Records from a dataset
**********
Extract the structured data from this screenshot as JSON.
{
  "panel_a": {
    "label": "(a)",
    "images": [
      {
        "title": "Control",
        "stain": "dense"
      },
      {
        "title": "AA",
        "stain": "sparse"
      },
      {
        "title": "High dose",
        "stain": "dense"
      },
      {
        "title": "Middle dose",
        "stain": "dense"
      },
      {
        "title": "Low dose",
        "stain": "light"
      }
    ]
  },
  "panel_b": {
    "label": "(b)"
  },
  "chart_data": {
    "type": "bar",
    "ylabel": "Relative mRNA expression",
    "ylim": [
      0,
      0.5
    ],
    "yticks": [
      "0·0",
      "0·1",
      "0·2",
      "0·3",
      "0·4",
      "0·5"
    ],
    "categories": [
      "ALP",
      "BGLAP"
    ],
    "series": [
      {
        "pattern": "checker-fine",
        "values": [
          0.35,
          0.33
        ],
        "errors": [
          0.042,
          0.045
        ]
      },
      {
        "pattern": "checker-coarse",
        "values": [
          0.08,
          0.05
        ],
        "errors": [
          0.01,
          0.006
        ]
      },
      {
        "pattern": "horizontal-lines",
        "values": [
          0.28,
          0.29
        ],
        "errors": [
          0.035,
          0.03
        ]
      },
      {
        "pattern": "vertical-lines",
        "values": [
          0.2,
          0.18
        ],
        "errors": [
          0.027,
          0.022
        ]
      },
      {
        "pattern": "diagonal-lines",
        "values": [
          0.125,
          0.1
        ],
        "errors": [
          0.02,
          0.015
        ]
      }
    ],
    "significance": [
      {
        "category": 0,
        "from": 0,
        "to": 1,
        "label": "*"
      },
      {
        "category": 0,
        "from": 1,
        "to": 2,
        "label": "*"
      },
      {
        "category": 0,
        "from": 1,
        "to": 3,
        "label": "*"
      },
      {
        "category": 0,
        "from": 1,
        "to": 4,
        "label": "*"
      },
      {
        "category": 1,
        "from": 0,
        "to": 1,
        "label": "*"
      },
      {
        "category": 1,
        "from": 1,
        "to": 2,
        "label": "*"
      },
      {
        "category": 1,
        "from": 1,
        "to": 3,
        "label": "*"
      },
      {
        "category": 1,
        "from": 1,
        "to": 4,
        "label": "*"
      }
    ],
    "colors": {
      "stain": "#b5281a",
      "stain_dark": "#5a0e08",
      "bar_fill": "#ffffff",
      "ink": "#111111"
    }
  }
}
**********
Task objective
Word for word, write out the entries above again.

Task solution
Extract the structured data from this screenshot as JSON.
{
  "panel_a": {
    "label": "(a)",
    "images": [
      {
        "title": "Control",
        "stain": "dense"
      },
      {
        "title": "AA",
        "stain": "sparse"
      },
      {
        "title": "High dose",
        "stain": "dense"
      },
      {
        "title": "Middle dose",
        "stain": "dense"
      },
      {
        "title": "Low dose",
        "stain": "light"
      }
    ]
  },
  "panel_b": {
    "label": "(b)"
  },
  "chart_data": {
    "type": "bar",
    "ylabel": "Relative mRNA expression",
    "ylim": [
      0,
      0.5
    ],
    "yticks": [
      "0·0",
      "0·1",
      "0·2",
      "0·3",
      "0·4",
      "0·5"
    ],
    "categories": [
      "ALP",
      "BGLAP"
    ],
    "series": [
      {
        "pattern": "checker-fine",
        "values": [
          0.35,
          0.33
        ],
        "errors": [
          0.042,
          0.045
        ]
      },
      {
        "pattern": "checker-coarse",
        "values": [
          0.08,
          0.05
        ],
        "errors": [
          0.01,
          0.006
        ]
      },
      {
        "pattern": "horizontal-lines",
        "values": [
          0.28,
          0.29
        ],
        "errors": [
          0.035,
          0.03
        ]
      },
      {
        "pattern": "vertical-lines",
        "values": [
          0.2,
          0.18
        ],
        "errors": [
          0.027,
          0.022
        ]
      },
      {
        "pattern": "diagonal-lines",
        "values": [
          0.125,
          0.1
        ],
        "errors": [
          0.02,
          0.015
        ]
      }
    ],
    "significance": [
      {
        "category": 0,
        "from": 0,
        "to": 1,
        "label": "*"
      },
      {
        "category": 0,
        "from": 1,
        "to": 2,
        "label": "*"
      },
      {
        "category": 0,
        "from": 1,
        "to": 3,
        "label": "*"
      },
      {
        "category": 0,
        "from": 1,
        "to": 4,
        "label": "*"
      },
      {
        "category": 1,
        "from": 0,
        "to": 1,
        "label": "*"
      },
      {
        "category": 1,
        "from": 1,
        "to": 2,
        "label": "*"
      },
      {
        "category": 1,
        "from": 1,
        "to": 3,
        "label": "*"
      },
      {
        "category": 1,
        "from": 1,
        "to": 4,
        "label": "*"
      }
    ],
    "colors": {
      "stain": "#b5281a",
      "stain_dark": "#5a0e08",
      "bar_fill": "#ffffff",
      "ink": "#111111"
    }
  }
}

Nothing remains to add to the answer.